◆ OBJECTIVE: Whenever a line below holds the word "screen", copy that line.

[Collected data entries]
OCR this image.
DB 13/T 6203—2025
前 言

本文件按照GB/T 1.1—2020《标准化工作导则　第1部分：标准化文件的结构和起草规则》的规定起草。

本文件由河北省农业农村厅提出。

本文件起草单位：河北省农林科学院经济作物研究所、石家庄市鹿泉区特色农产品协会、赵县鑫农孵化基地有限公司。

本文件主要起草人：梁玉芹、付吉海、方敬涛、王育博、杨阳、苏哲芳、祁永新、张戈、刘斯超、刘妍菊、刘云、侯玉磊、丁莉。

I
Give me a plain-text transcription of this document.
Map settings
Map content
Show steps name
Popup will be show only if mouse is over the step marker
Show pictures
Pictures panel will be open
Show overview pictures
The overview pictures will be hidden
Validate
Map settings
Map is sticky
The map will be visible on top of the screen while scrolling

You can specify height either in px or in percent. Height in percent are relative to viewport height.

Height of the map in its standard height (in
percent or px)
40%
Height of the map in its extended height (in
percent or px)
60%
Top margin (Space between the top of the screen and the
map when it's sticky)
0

◆ COMPLETED TASK:
The map will be visible on top of the screen while scrolling
Top margin (Space between the top of the screen and the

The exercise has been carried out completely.